╭─ DATASET ROWS

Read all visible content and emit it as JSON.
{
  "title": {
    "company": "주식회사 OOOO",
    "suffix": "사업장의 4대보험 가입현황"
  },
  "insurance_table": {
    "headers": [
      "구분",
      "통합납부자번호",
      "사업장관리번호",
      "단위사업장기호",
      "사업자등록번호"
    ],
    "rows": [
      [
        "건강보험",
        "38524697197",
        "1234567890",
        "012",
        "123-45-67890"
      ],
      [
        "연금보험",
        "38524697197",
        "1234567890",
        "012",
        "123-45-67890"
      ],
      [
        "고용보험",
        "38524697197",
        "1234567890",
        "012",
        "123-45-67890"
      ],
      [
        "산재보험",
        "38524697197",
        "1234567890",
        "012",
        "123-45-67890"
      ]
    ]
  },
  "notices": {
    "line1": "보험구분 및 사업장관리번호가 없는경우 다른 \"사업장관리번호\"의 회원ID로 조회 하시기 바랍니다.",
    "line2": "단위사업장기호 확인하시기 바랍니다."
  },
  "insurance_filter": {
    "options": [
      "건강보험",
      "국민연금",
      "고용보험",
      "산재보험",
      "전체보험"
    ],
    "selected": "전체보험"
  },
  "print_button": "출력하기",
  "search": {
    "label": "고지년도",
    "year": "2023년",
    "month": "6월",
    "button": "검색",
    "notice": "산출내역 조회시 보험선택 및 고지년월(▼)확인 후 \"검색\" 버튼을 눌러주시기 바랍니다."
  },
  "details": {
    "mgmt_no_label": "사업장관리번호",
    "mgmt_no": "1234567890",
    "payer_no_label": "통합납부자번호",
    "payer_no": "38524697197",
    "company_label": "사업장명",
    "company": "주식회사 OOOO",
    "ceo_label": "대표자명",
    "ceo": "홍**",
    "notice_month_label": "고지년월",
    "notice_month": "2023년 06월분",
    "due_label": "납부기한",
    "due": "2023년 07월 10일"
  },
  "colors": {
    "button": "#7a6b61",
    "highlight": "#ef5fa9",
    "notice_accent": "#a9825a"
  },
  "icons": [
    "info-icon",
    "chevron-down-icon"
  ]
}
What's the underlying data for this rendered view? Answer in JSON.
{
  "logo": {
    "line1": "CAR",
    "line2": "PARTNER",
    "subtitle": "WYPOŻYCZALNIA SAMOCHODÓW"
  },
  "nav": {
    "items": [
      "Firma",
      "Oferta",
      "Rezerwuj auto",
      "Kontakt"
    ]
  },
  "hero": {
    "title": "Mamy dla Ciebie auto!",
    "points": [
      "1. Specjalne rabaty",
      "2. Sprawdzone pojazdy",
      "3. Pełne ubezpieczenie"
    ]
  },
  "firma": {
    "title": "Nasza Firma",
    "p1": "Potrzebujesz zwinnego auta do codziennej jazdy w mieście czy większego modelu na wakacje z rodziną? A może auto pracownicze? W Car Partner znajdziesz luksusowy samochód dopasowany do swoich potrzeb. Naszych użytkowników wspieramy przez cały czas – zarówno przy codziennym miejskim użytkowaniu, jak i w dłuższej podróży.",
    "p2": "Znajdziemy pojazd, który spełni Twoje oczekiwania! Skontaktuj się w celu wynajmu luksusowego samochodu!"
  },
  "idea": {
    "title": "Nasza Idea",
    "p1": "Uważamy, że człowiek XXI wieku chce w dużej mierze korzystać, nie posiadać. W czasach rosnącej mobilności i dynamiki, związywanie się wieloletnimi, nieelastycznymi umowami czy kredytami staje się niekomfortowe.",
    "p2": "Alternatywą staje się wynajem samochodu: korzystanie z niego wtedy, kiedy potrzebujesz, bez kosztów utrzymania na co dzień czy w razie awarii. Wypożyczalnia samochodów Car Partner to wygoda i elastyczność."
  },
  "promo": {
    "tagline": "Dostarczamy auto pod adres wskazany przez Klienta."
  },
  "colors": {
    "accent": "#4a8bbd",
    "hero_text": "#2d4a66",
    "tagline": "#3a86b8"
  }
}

╰─

Review the preceding data and report every line that includes the string "고지년월".

**ANSWER TO THIS PROBLEM**
    "notice": "산출내역 조회시 보험선택 및 고지년월(▼)확인 후 \"검색\" 버튼을 눌러주시기 바랍니다."
    "notice_month_label": "고지년월",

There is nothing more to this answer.